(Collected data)
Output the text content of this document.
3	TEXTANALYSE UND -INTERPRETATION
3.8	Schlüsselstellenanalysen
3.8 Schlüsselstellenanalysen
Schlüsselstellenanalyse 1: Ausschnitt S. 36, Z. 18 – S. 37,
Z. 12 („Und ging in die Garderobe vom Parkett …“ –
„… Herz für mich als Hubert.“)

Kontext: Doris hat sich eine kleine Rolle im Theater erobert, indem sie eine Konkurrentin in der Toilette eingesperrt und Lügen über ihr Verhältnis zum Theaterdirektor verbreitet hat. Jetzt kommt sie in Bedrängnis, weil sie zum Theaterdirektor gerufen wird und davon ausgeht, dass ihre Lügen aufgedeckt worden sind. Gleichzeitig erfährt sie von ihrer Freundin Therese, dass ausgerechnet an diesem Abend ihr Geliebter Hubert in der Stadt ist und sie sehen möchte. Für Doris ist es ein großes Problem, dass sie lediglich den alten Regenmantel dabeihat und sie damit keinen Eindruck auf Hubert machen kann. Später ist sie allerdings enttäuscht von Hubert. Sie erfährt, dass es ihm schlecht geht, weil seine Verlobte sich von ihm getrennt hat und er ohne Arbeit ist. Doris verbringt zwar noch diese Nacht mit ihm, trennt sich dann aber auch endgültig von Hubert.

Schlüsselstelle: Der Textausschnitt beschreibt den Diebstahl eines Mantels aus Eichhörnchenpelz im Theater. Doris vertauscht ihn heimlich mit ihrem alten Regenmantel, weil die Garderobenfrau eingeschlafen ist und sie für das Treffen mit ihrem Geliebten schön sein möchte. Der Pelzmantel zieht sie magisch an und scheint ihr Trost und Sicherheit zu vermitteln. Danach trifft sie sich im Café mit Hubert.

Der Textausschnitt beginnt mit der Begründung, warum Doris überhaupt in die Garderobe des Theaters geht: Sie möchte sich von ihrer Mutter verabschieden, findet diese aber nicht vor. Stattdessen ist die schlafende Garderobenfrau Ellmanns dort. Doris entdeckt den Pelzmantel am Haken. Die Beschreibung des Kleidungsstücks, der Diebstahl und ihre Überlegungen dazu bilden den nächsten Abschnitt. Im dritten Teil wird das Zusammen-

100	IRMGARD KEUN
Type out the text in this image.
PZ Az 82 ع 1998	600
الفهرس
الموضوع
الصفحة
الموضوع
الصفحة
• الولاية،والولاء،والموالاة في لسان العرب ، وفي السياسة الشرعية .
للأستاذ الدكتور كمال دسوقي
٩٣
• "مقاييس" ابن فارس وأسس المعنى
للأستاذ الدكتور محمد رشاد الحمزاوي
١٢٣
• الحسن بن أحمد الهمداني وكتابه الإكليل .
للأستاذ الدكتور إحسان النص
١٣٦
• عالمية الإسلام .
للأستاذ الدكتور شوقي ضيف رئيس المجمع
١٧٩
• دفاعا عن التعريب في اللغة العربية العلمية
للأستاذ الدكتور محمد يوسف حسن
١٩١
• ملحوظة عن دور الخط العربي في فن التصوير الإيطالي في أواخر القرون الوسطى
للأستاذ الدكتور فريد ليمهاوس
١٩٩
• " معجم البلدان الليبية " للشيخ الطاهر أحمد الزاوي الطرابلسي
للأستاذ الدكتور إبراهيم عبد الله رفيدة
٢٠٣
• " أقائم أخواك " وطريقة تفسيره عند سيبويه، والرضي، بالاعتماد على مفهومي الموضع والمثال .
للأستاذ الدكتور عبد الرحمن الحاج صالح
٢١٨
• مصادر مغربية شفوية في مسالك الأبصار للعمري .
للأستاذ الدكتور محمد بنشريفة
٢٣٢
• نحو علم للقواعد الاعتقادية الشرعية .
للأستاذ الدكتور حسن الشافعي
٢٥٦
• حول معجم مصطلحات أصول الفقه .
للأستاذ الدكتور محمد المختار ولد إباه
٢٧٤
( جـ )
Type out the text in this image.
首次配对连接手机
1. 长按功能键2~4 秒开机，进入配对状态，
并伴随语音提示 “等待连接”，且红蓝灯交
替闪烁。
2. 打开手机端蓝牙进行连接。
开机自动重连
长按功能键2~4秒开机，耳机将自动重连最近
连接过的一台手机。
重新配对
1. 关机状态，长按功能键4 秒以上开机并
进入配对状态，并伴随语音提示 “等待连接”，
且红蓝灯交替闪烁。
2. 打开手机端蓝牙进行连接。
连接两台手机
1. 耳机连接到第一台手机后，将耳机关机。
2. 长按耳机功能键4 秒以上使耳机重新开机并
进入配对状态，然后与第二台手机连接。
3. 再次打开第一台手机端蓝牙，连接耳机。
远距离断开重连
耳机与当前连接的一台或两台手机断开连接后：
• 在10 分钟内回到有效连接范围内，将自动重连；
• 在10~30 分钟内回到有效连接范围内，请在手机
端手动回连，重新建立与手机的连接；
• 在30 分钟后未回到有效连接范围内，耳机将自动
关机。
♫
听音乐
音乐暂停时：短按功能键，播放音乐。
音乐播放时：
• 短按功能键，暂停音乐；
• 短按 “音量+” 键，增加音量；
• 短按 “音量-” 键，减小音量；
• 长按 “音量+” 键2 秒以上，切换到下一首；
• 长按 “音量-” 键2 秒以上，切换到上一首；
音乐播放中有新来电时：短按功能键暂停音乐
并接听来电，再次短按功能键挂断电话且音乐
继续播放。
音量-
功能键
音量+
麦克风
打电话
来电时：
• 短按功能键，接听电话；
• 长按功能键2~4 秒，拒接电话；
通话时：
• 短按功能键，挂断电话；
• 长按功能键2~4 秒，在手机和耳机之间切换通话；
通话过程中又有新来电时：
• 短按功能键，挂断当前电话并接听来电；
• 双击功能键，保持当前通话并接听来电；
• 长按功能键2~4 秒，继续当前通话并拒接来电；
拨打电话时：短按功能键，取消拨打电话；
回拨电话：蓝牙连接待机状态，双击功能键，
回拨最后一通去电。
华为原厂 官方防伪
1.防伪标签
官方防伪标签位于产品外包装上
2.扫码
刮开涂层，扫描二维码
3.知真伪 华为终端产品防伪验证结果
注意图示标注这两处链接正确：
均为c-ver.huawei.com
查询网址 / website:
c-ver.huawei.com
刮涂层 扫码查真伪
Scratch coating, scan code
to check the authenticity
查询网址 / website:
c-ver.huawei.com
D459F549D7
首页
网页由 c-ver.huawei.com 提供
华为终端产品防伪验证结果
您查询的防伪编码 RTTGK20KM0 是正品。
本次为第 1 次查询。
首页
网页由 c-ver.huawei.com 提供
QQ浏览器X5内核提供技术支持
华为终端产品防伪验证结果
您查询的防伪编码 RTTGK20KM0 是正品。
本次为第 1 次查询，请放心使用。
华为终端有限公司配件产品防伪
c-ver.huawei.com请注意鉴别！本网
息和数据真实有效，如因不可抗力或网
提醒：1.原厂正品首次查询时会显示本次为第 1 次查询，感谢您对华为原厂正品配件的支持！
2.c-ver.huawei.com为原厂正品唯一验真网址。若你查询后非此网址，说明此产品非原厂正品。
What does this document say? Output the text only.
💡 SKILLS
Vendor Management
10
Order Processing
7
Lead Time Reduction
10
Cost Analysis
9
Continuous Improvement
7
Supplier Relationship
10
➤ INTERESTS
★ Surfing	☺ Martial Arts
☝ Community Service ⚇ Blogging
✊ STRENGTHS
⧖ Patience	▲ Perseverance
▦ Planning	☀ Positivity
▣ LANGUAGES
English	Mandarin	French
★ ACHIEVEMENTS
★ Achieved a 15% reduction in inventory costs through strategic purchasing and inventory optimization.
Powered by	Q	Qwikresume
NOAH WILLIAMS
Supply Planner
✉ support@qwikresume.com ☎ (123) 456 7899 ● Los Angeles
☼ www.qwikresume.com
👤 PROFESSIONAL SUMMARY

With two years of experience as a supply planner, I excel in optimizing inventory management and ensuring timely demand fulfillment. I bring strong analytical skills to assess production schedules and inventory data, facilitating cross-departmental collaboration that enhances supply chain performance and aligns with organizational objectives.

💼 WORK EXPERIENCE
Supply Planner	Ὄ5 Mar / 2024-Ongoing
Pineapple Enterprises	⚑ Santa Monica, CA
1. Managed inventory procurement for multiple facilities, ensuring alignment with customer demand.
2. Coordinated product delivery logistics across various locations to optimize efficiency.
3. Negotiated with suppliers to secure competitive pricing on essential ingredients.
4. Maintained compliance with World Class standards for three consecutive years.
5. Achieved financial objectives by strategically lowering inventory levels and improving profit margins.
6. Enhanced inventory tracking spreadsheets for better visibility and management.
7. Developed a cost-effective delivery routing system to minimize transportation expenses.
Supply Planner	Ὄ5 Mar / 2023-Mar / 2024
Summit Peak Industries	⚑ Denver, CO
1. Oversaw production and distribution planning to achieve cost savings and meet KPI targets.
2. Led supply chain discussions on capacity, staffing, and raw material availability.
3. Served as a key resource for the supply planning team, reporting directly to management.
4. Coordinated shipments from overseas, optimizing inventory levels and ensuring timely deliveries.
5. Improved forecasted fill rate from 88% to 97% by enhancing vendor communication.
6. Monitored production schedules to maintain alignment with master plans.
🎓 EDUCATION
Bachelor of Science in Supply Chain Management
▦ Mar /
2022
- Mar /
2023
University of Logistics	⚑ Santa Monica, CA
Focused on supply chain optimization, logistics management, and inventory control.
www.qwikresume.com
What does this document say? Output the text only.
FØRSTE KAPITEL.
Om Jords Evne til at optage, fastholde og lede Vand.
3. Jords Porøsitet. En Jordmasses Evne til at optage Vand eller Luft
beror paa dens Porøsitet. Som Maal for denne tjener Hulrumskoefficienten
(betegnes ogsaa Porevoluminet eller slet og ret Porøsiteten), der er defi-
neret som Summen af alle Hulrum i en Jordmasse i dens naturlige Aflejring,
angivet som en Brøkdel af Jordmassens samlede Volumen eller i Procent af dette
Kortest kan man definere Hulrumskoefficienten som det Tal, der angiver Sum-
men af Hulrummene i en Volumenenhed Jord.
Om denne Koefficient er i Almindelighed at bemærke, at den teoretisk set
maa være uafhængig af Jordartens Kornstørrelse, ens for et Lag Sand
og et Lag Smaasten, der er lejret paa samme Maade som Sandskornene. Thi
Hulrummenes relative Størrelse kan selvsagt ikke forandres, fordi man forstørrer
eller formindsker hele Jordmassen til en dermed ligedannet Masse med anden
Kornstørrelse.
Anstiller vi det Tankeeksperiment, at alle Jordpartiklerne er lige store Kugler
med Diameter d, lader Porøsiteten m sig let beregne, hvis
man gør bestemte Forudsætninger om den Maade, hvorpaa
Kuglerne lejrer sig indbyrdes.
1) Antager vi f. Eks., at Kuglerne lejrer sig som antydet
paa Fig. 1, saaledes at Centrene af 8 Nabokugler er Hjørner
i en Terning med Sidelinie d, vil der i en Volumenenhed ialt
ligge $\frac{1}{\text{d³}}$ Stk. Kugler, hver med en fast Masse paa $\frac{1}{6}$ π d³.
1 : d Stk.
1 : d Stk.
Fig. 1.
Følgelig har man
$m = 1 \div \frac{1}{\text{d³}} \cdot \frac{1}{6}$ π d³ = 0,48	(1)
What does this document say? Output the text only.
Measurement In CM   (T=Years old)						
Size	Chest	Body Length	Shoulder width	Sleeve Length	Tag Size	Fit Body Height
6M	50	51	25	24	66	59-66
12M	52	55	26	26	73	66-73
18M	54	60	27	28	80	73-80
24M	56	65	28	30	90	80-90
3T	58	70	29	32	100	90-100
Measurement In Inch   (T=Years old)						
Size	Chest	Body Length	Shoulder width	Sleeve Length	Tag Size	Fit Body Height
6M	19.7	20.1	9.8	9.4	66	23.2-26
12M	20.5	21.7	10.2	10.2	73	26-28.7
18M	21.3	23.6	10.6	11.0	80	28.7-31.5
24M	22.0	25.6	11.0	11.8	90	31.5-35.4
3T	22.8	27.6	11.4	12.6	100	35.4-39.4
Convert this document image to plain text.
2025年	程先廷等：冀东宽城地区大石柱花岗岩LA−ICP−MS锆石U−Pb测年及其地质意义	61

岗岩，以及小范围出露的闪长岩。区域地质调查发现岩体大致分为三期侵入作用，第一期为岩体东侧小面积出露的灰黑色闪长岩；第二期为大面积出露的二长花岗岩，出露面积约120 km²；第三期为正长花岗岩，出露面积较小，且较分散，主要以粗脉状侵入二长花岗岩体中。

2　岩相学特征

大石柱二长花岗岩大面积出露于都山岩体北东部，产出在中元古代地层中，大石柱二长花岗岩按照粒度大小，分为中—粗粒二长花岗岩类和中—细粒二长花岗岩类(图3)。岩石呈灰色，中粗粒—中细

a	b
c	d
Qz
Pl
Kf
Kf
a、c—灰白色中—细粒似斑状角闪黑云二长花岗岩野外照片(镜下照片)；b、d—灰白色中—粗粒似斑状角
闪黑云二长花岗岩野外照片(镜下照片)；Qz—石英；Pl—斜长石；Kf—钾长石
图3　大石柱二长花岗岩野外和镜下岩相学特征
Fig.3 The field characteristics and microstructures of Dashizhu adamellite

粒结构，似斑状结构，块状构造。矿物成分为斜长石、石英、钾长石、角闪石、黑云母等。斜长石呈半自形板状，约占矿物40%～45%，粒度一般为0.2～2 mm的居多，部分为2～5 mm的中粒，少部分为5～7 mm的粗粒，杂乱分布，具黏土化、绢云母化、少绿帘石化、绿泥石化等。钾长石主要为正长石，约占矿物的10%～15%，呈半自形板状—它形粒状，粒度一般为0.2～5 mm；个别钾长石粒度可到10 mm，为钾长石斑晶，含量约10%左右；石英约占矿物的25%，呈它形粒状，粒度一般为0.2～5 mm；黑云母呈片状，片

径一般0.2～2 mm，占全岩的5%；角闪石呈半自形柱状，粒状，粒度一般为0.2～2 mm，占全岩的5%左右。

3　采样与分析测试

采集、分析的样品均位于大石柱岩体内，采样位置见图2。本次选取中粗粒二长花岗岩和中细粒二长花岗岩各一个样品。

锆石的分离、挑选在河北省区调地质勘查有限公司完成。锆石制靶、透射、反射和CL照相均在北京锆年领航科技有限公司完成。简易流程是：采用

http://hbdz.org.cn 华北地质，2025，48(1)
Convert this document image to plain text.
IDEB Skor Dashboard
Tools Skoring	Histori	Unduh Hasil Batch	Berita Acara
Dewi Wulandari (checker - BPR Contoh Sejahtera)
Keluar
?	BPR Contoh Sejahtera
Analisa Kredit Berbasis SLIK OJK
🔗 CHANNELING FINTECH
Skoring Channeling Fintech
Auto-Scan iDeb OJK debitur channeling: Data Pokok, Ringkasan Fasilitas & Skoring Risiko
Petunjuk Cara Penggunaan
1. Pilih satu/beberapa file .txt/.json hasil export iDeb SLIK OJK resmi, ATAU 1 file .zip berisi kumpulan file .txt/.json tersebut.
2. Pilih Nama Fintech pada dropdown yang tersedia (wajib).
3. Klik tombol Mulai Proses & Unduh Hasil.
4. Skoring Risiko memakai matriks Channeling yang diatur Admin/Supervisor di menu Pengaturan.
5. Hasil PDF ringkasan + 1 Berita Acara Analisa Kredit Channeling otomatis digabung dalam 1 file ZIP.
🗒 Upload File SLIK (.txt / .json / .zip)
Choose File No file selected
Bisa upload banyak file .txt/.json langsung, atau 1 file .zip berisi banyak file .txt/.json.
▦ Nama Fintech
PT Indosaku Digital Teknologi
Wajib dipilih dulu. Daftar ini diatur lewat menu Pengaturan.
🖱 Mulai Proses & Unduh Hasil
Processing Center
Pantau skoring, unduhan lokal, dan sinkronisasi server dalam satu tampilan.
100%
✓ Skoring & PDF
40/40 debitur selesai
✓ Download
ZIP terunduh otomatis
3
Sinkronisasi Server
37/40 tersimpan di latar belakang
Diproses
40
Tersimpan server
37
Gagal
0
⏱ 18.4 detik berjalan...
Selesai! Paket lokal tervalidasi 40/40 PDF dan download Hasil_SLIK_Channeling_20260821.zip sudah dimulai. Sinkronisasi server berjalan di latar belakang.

WRITTEN PROBLEM: What is the number of lines in this listing that contain the word "معجم"? Answer with that number and nothing else.

RESULT OF THIS TASK: 2